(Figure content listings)
▶

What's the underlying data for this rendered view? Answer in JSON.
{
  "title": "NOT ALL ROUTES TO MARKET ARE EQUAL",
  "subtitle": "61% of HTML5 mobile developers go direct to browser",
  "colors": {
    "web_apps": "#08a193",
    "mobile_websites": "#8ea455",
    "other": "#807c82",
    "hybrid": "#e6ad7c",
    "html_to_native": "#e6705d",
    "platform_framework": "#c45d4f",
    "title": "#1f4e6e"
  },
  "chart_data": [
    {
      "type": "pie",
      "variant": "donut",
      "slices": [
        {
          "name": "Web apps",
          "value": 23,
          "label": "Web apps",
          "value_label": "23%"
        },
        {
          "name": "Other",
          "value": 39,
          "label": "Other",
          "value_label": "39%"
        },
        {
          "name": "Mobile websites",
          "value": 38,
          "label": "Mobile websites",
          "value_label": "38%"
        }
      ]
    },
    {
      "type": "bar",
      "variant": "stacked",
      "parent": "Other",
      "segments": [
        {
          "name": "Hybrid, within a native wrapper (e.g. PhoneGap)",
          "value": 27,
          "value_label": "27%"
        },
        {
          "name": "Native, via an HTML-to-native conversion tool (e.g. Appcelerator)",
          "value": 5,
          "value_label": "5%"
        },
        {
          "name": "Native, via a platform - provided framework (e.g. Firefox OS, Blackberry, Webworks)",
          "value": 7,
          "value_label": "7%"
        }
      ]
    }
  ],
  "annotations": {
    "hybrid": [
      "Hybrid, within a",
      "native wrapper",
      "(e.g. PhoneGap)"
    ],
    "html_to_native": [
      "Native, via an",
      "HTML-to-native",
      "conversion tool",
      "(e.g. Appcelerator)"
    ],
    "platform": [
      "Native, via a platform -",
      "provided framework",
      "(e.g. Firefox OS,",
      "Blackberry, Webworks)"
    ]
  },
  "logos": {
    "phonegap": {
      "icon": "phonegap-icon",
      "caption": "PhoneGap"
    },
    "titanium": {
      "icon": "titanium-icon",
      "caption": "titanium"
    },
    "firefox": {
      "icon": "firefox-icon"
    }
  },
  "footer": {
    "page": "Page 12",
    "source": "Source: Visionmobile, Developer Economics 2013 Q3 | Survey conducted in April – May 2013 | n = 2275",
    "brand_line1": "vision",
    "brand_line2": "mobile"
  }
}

◀

YOUR INSTRUCTIONS: Emit the records above again, exactly, with no line skipped.

PROBLEM SOLUTION:
What's the underlying data for this rendered view? Answer in JSON.
{
  "title": "NOT ALL ROUTES TO MARKET ARE EQUAL",
  "subtitle": "61% of HTML5 mobile developers go direct to browser",
  "colors": {
    "web_apps": "#08a193",
    "mobile_websites": "#8ea455",
    "other": "#807c82",
    "hybrid": "#e6ad7c",
    "html_to_native": "#e6705d",
    "platform_framework": "#c45d4f",
    "title": "#1f4e6e"
  },
  "chart_data": [
    {
      "type": "pie",
      "variant": "donut",
      "slices": [
        {
          "name": "Web apps",
          "value": 23,
          "label": "Web apps",
          "value_label": "23%"
        },
        {
          "name": "Other",
          "value": 39,
          "label": "Other",
          "value_label": "39%"
        },
        {
          "name": "Mobile websites",
          "value": 38,
          "label": "Mobile websites",
          "value_label": "38%"
        }
      ]
    },
    {
      "type": "bar",
      "variant": "stacked",
      "parent": "Other",
      "segments": [
        {
          "name": "Hybrid, within a native wrapper (e.g. PhoneGap)",
          "value": 27,
          "value_label": "27%"
        },
        {
          "name": "Native, via an HTML-to-native conversion tool (e.g. Appcelerator)",
          "value": 5,
          "value_label": "5%"
        },
        {
          "name": "Native, via a platform - provided framework (e.g. Firefox OS, Blackberry, Webworks)",
          "value": 7,
          "value_label": "7%"
        }
      ]
    }
  ],
  "annotations": {
    "hybrid": [
      "Hybrid, within a",
      "native wrapper",
      "(e.g. PhoneGap)"
    ],
    "html_to_native": [
      "Native, via an",
      "HTML-to-native",
      "conversion tool",
      "(e.g. Appcelerator)"
    ],
    "platform": [
      "Native, via a platform -",
      "provided framework",
      "(e.g. Firefox OS,",
      "Blackberry, Webworks)"
    ]
  },
  "logos": {
    "phonegap": {
      "icon": "phonegap-icon",
      "caption": "PhoneGap"
    },
    "titanium": {
      "icon": "titanium-icon",
      "caption": "titanium"
    },
    "firefox": {
      "icon": "firefox-icon"
    }
  },
  "footer": {
    "page": "Page 12",
    "source": "Source: Visionmobile, Developer Economics 2013 Q3 | Survey conducted in April – May 2013 | n = 2275",
    "brand_line1": "vision",
    "brand_line2": "mobile"
  }
}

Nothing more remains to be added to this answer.